##### EXTRAIT DU TEXTE #####

A la dernière minute

Afin de pouvoir faire des essais avec l'endosquelette de Stan Winston, James Cameron souhaite que la « marionnette » soit prête une semaine avant le début du tournage. « Mais nous n'avons pas eu ce luxe », regrette le réalisateur, qui n'en tient pas rigueur à son équipe. « Compte tenu des délais et du budget, je n'ai jamais jeté la pierre aux Stan Winston Studios ». Bien que le planning du tournage soit respecté, l'endosquelette n’est pas encore prêt lorsqu’il faut tourner la scène où il surgit des flammes, après l'explosion du camion-citerne. Ce plan faisait partie des images originellement rêvées par Cameron. « Le robot surgissait dans un brasier digne des enfers. Cette image a inspiré l'explosion du camion, et donc la course-poursuite qui la précède. Cette scène devait être l'apothéose du film. Il a fallu attendre la veille du tournage pour assister aux premiers essais de la créature. Et dieu merci, elle a immédiatement fonctionné ! » En réalité, l'endosquelette est littéralement terminé sur le plateau, quelques minutes avant que les plans soient tournés ! Le corps de l'endosquelette est manipulé par des marionnettistes tandis que son cou, sa tête et ses yeux sont animés par des servomoteurs radiocommandés. Ce premier endosquelette, dont de nombreuses pièces sont en acier, est lourd et difficile à manipuler. « Ce fut une expérience intéressante », précise Stan Winston. « Malgré les difficultés liées à ce projet, je suis resté par la suite un des proches collaborateurs de James Cameron ».

##### ENTRÉES DE DONNÉES #####

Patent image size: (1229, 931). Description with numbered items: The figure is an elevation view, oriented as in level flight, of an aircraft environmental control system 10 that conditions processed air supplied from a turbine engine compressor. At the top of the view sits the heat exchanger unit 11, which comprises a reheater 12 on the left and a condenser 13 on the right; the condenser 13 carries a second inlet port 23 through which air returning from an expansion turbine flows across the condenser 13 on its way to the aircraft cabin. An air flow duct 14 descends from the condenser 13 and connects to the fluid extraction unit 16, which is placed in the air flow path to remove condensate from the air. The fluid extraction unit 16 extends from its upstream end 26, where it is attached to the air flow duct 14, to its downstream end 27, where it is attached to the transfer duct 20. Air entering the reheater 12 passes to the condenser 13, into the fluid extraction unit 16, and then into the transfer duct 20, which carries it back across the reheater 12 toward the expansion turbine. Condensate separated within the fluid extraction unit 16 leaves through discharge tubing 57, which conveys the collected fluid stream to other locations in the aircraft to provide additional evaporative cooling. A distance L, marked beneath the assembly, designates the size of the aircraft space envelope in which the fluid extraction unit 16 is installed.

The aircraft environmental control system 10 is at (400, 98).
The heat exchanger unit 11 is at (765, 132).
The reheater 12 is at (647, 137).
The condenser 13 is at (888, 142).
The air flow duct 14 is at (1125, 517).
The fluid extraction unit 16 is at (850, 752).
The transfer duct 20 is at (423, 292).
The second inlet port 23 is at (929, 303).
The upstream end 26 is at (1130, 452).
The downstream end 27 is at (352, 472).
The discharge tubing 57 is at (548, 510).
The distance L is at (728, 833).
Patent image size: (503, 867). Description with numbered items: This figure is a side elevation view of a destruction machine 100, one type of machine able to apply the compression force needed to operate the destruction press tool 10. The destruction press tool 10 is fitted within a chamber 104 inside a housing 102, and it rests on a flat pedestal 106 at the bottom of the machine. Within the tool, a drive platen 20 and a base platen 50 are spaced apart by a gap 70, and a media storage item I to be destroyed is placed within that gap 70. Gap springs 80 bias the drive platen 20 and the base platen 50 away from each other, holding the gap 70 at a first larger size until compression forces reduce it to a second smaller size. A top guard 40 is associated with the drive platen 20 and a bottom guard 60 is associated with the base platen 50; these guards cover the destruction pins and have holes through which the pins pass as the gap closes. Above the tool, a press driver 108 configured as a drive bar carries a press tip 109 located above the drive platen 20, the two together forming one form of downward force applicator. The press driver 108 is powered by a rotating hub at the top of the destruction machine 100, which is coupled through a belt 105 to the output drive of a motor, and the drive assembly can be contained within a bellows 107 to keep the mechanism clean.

#####

CONSIGNES.
(a) D'après l'extrait, pourquoi James Cameron ne reproche-t-il rien aux Stan Winston Studios malgré le retard de l'endosquelette ?
(b) Reprends sous forme de liste le paragraphe de l'extrait qui commence par « Afin de pouvoir faire des essais », en gardant ses faits principaux.

RÉPONSES DE L'EXERCICE.
(a) Il ne leur jette pas la pierre à cause des délais et du budget dont ils disposaient.

(b)
- James Cameron veut que l'endosquelette de Stan Winston soit prêt une semaine avant le tournage pour faire des essais, mais ce délai n'est pas tenu. Il n'en veut pas à l'équipe, vu les délais et le budget.
- Le planning est respecté, mais l'endosquelette n'est pas prêt pour la scène où il sort des flammes après l'explosion du camion-citerne.
- Cette image, rêvée dès le départ par Cameron, a inspiré l'explosion et la course-poursuite qui la précède, et devait être l'apothéose du film.
- Les premiers essais ont lieu la veille du tournage et la créature fonctionne tout de suite. Elle est terminée sur le plateau quelques minutes avant les prises.
- Des marionnettistes manipulent le corps, et des servomoteurs radiocommandés animent le cou, la tête et les yeux.
- Ce premier endosquelette, avec de nombreuses pièces en acier, est lourd et difficile à manipuler.
- Malgré ces difficultés, Stan Winston reste ensuite un proche collaborateur de James Cameron.